--- Start Supplied material ---

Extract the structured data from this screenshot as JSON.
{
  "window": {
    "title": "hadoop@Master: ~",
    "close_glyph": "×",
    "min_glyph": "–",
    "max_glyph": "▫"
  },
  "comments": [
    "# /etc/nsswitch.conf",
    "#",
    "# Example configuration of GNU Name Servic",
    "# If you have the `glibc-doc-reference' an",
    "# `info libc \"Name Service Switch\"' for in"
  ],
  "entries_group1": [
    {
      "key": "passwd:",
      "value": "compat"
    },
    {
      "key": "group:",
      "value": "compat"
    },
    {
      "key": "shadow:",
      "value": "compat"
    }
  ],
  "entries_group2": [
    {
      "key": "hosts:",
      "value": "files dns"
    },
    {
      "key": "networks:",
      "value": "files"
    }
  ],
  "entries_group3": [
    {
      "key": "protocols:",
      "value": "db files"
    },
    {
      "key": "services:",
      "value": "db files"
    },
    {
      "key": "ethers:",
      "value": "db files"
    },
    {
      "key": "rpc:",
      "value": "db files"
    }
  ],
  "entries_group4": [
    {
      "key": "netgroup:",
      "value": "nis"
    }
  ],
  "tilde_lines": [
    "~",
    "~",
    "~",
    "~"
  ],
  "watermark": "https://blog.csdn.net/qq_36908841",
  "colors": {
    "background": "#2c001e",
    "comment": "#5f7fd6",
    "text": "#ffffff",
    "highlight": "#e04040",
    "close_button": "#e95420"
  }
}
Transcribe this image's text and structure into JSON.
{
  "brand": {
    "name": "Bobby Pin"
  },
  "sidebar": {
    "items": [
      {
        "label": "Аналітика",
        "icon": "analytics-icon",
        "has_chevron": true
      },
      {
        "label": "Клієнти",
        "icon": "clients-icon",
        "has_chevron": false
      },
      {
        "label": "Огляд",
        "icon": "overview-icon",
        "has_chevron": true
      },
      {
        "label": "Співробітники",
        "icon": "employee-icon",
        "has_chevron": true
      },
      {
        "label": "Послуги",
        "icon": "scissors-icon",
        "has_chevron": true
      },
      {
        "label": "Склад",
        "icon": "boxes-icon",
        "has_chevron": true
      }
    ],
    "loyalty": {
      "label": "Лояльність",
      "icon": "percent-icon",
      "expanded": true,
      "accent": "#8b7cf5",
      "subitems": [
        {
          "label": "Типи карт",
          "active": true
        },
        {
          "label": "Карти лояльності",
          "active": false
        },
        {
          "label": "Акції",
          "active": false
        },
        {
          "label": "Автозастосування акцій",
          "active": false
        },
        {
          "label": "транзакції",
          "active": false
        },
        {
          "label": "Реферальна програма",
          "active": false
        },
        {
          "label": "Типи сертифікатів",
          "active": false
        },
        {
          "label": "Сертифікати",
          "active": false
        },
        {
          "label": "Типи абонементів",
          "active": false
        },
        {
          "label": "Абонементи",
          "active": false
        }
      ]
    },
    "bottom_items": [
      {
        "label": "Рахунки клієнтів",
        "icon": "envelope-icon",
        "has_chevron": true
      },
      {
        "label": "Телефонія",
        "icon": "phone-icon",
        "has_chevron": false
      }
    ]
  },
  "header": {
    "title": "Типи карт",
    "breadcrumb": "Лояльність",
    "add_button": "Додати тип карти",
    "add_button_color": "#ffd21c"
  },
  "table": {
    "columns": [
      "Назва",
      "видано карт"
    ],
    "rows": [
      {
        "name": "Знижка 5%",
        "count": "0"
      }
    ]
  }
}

--- End Supplied material ---

> [Set problem]: Extract every record and return it verbatim.

> [Result below]:
Extract the structured data from this screenshot as JSON.
{
  "window": {
    "title": "hadoop@Master: ~",
    "close_glyph": "×",
    "min_glyph": "–",
    "max_glyph": "▫"
  },
  "comments": [
    "# /etc/nsswitch.conf",
    "#",
    "# Example configuration of GNU Name Servic",
    "# If you have the `glibc-doc-reference' an",
    "# `info libc \"Name Service Switch\"' for in"
  ],
  "entries_group1": [
    {
      "key": "passwd:",
      "value": "compat"
    },
    {
      "key": "group:",
      "value": "compat"
    },
    {
      "key": "shadow:",
      "value": "compat"
    }
  ],
  "entries_group2": [
    {
      "key": "hosts:",
      "value": "files dns"
    },
    {
      "key": "networks:",
      "value": "files"
    }
  ],
  "entries_group3": [
    {
      "key": "protocols:",
      "value": "db files"
    },
    {
      "key": "services:",
      "value": "db files"
    },
    {
      "key": "ethers:",
      "value": "db files"
    },
    {
      "key": "rpc:",
      "value": "db files"
    }
  ],
  "entries_group4": [
    {
      "key": "netgroup:",
      "value": "nis"
    }
  ],
  "tilde_lines": [
    "~",
    "~",
    "~",
    "~"
  ],
  "watermark": "https://blog.csdn.net/qq_36908841",
  "colors": {
    "background": "#2c001e",
    "comment": "#5f7fd6",
    "text": "#ffffff",
    "highlight": "#e04040",
    "close_button": "#e95420"
  }
}
Transcribe this image's text and structure into JSON.
{
  "brand": {
    "name": "Bobby Pin"
  },
  "sidebar": {
    "items": [
      {
        "label": "Аналітика",
        "icon": "analytics-icon",
        "has_chevron": true
      },
      {
        "label": "Клієнти",
        "icon": "clients-icon",
        "has_chevron": false
      },
      {
        "label": "Огляд",
        "icon": "overview-icon",
        "has_chevron": true
      },
      {
        "label": "Співробітники",
        "icon": "employee-icon",
        "has_chevron": true
      },
      {
        "label": "Послуги",
        "icon": "scissors-icon",
        "has_chevron": true
      },
      {
        "label": "Склад",
        "icon": "boxes-icon",
        "has_chevron": true
      }
    ],
    "loyalty": {
      "label": "Лояльність",
      "icon": "percent-icon",
      "expanded": true,
      "accent": "#8b7cf5",
      "subitems": [
        {
          "label": "Типи карт",
          "active": true
        },
        {
          "label": "Карти лояльності",
          "active": false
        },
        {
          "label": "Акції",
          "active": false
        },
        {
          "label": "Автозастосування акцій",
          "active": false
        },
        {
          "label": "транзакції",
          "active": false
        },
        {
          "label": "Реферальна програма",
          "active": false
        },
        {
          "label": "Типи сертифікатів",
          "active": false
        },
        {
          "label": "Сертифікати",
          "active": false
        },
        {
          "label": "Типи абонементів",
          "active": false
        },
        {
          "label": "Абонементи",
          "active": false
        }
      ]
    },
    "bottom_items": [
      {
        "label": "Рахунки клієнтів",
        "icon": "envelope-icon",
        "has_chevron": true
      },
      {
        "label": "Телефонія",
        "icon": "phone-icon",
        "has_chevron": false
      }
    ]
  },
  "header": {
    "title": "Типи карт",
    "breadcrumb": "Лояльність",
    "add_button": "Додати тип карти",
    "add_button_color": "#ffd21c"
  },
  "table": {
    "columns": [
      "Назва",
      "видано карт"
    ],
    "rows": [
      {
        "name": "Знижка 5%",
        "count": "0"
      }
    ]
  }
}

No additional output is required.